### WHAT YOU NEED TO DO:
Reply with one number: how many lines contain the word "セミシングル".

### EXTRACTED MATERIAL:
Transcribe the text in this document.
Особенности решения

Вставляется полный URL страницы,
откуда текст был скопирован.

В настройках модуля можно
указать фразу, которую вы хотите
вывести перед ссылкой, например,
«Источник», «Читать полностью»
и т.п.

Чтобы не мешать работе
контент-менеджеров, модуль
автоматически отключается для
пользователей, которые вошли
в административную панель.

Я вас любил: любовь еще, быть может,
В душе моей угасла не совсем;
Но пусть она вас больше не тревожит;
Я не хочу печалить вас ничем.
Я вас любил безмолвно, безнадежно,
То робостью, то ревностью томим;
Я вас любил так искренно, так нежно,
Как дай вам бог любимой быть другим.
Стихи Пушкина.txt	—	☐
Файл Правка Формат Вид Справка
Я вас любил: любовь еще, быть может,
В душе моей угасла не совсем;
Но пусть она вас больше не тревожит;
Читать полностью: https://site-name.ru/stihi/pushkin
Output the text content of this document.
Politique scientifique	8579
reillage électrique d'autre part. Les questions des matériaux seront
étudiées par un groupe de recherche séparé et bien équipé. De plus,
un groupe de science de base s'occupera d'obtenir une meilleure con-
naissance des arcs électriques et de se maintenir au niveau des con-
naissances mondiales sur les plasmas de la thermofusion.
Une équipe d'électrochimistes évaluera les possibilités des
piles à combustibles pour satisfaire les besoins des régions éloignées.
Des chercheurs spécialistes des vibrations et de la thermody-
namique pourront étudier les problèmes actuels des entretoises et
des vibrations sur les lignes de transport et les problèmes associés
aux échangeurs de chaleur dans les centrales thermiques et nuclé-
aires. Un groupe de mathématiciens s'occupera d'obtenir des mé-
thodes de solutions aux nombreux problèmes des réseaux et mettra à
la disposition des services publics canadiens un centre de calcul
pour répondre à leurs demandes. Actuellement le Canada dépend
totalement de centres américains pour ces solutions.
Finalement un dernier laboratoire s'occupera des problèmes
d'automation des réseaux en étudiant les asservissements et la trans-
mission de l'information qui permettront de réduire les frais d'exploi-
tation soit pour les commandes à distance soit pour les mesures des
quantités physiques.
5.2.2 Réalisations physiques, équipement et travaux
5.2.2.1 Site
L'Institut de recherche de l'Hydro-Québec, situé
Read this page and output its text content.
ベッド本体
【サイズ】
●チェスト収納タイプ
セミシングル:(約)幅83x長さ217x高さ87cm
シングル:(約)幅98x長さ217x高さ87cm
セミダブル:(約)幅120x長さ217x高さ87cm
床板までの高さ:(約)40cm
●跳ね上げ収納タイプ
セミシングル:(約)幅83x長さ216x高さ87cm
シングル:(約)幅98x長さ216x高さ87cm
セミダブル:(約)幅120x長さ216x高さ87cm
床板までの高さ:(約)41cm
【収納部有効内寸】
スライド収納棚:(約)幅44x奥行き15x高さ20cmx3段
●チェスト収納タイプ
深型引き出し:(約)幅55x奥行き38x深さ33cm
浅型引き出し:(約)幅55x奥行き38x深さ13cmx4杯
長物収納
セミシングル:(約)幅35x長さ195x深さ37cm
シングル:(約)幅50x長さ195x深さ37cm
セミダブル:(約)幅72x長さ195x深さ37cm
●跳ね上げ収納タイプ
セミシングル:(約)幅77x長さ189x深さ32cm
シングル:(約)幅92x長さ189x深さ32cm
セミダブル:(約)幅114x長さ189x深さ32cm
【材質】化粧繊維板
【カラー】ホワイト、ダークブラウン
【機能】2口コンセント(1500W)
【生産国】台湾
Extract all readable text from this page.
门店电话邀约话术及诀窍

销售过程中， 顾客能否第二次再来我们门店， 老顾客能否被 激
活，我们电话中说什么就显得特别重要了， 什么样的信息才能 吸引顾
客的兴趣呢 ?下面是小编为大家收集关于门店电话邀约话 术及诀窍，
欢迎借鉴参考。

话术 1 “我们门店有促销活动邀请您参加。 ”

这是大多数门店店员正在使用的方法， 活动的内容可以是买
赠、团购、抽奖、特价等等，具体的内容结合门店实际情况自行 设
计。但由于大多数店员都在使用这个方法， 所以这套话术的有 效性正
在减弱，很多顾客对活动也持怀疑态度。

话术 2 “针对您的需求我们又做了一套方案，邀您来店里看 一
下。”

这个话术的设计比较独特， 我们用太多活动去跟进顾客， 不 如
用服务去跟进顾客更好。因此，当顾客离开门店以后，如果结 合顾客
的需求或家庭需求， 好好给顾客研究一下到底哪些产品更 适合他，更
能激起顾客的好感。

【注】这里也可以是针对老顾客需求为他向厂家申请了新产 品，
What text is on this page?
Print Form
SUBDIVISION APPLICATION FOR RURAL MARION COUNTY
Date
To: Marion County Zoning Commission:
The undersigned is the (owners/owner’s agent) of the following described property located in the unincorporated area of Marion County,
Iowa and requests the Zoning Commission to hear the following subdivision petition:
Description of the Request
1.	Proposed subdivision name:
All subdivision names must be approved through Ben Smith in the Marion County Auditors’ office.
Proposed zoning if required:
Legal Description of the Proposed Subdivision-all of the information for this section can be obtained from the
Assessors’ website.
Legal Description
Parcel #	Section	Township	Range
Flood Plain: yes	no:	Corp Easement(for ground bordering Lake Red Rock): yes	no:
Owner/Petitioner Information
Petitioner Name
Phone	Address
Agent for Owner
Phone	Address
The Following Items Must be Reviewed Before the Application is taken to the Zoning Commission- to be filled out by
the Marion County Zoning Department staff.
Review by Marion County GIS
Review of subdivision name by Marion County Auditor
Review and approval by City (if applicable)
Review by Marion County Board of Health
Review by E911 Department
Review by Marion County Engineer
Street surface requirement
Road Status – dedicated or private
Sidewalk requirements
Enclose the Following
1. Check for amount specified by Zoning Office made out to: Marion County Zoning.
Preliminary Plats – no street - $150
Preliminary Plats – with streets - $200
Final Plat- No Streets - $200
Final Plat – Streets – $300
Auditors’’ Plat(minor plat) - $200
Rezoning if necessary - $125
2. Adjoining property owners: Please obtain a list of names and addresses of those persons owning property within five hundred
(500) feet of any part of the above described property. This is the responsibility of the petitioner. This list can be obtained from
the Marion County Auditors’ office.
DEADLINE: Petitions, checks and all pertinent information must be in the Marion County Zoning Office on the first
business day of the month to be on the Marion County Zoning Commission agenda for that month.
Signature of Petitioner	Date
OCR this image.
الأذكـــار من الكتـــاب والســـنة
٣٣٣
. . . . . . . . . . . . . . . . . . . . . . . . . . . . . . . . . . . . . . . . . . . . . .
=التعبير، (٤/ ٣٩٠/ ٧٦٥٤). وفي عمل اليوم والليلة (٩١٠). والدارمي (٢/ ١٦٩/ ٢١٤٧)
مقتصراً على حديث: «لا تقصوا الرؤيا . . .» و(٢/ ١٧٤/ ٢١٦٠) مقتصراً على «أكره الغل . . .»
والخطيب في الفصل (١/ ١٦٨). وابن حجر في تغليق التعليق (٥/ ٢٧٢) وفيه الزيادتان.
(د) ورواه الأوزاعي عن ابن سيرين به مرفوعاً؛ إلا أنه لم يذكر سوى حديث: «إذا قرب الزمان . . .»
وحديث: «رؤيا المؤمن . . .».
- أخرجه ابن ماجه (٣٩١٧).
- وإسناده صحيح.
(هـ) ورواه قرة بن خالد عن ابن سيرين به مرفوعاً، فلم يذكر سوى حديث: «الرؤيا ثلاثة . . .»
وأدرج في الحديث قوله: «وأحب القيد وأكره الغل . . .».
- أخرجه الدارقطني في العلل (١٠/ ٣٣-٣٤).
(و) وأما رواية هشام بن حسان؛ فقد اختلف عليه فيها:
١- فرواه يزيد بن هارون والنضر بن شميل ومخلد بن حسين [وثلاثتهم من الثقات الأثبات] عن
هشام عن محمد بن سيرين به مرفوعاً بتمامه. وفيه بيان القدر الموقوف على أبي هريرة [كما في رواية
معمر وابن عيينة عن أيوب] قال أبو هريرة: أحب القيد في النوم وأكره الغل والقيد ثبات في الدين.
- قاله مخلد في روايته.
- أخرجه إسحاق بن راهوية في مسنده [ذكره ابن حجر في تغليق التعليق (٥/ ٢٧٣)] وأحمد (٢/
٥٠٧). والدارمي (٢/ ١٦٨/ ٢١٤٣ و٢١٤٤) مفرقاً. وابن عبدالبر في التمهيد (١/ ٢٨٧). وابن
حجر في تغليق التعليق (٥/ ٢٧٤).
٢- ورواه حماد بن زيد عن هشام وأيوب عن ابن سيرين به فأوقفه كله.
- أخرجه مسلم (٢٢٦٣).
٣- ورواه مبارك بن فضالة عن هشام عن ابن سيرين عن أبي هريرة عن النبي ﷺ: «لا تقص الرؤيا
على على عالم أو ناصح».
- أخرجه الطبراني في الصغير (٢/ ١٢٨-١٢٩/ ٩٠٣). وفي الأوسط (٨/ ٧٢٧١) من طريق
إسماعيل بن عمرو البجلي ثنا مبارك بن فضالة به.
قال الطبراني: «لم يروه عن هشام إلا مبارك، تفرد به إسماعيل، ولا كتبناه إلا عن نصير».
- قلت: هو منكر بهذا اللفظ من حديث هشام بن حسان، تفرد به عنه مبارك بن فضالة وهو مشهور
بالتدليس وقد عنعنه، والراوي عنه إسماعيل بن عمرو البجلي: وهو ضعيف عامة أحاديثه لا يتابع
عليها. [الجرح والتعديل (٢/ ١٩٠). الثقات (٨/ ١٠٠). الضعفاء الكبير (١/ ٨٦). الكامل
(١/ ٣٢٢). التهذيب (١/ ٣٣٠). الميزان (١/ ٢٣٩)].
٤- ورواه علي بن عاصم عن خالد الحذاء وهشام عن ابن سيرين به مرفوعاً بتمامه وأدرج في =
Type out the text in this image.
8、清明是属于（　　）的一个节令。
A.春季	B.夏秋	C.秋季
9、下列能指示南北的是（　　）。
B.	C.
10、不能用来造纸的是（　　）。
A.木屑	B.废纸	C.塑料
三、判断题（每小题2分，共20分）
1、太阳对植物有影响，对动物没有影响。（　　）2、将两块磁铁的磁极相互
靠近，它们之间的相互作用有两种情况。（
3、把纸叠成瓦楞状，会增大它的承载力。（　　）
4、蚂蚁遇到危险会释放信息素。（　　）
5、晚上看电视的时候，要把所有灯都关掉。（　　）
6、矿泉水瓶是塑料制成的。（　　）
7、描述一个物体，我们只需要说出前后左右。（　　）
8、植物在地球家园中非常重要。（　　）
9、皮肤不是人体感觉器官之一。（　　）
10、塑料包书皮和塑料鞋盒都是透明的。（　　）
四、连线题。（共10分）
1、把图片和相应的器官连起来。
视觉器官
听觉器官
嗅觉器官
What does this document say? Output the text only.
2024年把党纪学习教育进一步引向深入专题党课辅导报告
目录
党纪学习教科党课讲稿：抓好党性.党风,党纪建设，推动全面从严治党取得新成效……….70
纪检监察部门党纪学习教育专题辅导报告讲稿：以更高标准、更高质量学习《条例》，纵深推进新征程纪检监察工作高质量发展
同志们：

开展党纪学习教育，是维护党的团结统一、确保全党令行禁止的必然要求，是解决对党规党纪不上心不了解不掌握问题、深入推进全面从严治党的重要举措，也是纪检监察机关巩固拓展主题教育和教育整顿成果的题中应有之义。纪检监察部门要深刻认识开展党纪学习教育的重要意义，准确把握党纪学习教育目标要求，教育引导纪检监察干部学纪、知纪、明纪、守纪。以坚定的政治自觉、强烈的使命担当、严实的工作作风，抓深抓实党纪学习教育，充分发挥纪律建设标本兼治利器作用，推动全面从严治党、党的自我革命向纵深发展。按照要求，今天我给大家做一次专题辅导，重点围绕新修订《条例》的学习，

### RIGHT ANSWER:
4